▶ _PASSAGE PROVIDED_:
***
United States District Court, District of South Carolina

December 29, 2014

Angelia N. McAbee, Plaintiff,
Carolyn W. Colvin, Commissioner of Social Security, Defendant.


Richard Mark Gergel, United States District Judge

Plaintiff brought this action pursuant to 42 U.S.C. §§ 405(g) and 1383(c)(3) seeking judicial review of the final decision of the Commissioner of Social Security denying her claim for Supplemental Security Income ("SSI"). In accord with 28 U.S.C. § 636(b) and Local Civil Rule 73.02 DSC, this matter was referred to a United States Magistrate Judge for pre-trial handling. The Magistrate Judge issued a Report and Recommendation ("R & R") on November 20, 2014, recommending that the Commissioner's decision be affirmed. (Dkt. No. 24). Plaintiff thereafter timely filed objections to the R & R, and the Commissioner filed a response. (Dkt. No. 27, 28). For reasons set forth below, the Court adopts the R & R as the order of this Court.

Legal Standard

The Magistrate Judge makes only a recommendation to this Court. The recommendation has no presumptive weight, and the responsibility to make a final determination remains with the Court. Mathews v. Weber, 423 U.S. 261 (1976). The Court is charged with making a de novo determination of those portions of the Report and Recommendation to which specific objection is made. The Court may accept, reject, or modify, in whole or in part, the recommendation of the Magistrate Judge. 28 U.S.C. § 636(b)(1).

The role of the federal judiciary in the administrative scheme established by the Social Security Act is a limited one. The Act provides that the "findings of the Commissioner of Social Security as to any fact, if supported by substantial evidence, shall be conclusive." 42 U.S.C. § 405(g). "Substantial evidence has been defined innumerable times as more than a scintilla, but less than preponderance." Thomas v. Celebrezze, 331 F.2d 541, 543 (4th Cir. 1964). This standard precludes de novo review of the factual circumstances that substitutes the Court's findings of fact for those of the Commissioner. Vitek v. Finch, 438 F.2d 1157, 1157 (4th Cir. 1971).
***
Collected data:
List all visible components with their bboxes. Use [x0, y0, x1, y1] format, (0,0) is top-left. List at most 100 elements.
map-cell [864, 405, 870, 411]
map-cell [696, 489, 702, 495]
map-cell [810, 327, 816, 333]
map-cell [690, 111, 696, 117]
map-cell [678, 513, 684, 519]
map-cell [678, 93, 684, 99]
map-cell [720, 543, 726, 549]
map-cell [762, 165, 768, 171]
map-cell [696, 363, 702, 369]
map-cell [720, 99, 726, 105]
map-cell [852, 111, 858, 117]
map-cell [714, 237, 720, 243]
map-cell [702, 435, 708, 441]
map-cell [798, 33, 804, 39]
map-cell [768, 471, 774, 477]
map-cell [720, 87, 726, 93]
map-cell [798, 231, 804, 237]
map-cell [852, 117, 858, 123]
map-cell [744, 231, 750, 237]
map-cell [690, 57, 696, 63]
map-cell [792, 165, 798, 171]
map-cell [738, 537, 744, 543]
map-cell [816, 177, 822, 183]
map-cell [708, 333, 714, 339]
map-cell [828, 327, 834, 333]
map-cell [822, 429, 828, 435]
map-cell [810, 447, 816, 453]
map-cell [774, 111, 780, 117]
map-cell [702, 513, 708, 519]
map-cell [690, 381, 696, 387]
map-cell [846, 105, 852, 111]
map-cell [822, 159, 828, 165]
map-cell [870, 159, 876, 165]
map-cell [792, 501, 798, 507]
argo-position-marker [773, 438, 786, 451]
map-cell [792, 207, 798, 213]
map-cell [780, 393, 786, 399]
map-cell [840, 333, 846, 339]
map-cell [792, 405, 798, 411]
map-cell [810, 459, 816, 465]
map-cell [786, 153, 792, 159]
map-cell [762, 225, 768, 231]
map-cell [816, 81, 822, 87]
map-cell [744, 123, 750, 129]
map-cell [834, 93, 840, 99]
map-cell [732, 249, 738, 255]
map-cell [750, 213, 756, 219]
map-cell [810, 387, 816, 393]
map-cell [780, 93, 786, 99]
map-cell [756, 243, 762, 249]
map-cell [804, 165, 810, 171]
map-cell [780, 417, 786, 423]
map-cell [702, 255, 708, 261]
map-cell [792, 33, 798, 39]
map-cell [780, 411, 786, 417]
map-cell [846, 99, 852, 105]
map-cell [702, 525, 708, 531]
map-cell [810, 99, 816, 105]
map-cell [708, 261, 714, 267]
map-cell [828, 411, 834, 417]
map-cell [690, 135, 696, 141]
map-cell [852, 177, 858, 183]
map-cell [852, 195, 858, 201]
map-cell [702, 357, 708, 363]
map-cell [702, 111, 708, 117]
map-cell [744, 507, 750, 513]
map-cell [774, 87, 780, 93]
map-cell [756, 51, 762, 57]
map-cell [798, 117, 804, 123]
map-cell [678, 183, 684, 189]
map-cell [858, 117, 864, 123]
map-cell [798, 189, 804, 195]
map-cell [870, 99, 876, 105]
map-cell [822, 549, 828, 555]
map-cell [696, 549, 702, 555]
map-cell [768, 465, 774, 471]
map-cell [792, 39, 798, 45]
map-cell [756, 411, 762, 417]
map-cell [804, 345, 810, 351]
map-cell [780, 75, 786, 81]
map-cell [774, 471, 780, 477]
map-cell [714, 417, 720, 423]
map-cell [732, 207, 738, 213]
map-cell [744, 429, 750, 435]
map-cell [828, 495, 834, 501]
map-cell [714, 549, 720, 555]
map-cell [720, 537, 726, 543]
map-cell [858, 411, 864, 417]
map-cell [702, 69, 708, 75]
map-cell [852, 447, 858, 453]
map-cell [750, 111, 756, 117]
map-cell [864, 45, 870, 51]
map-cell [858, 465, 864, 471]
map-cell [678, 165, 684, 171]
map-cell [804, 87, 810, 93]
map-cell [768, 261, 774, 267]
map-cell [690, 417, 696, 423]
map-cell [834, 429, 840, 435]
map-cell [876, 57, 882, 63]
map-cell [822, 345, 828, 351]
***
▶ _REQUIRED ACTION 1_: Based on the court order above, decide whether each statement agrees with it. Answer yes or no for each, quoting the deciding words. (a) The Magistrate Judge recommended affirming the Commissioner's decision. (b) The Magistrate Judge's recommendation carries presumptive weight with the Court. (c) Substantial evidence is defined as more than a preponderance.
▶ _REQUIRED ACTION 2_: Extend the court order above, starting after its final sentence about Vitek v. Finch.

▶ _TASK RESULT 1_:
(a) Yes: "recommending that the Commissioner's decision be affirmed"
(b) No: "The recommendation has no presumptive weight"
(c) No: "more than a scintilla, but less than preponderance"

▶ _TASK RESULT 2_:
Although the federal court's review role is a limited one, "it does not follow, however, that the findings of the administrative agency are to be mechanically accepted. The statutorily granted right of review contemplates more than an uncritical rubber stamping of the administrative action." Flack v. Coken, 413 F.2d278, 279(4thCir. 1969). Further, the Commissioner's findings of fact are not binding if they were based upon the application of an improper legal standard. Coffman v. Bowen, 829 F.2d 514, 519 (4th Cir. 1987).

Under the regulations of the Social Security Administration, the Commissioner is obligated to consider all medical evidence and the opinions of medical sources, including treating physicians. 20 C.F.R. § 404.1527(b). This includes the duty to "evaluate every medical opinion we receive." Id. § 404.1527(c). Special consideration is to be given to the opinions of treating physicians of the claimant, based on the view that "these sources are likely to be the medical professionals most able to provide a detailed, longitudinal picture of [the claimant's] medical impairment(s) and may bring a unique perspective to the medical evidence that cannot be obtained from objective medical findings alone or from reports of individual examinations, such as consultative examinations or brief hospitalizations." Id. § 404.1527(c)(2).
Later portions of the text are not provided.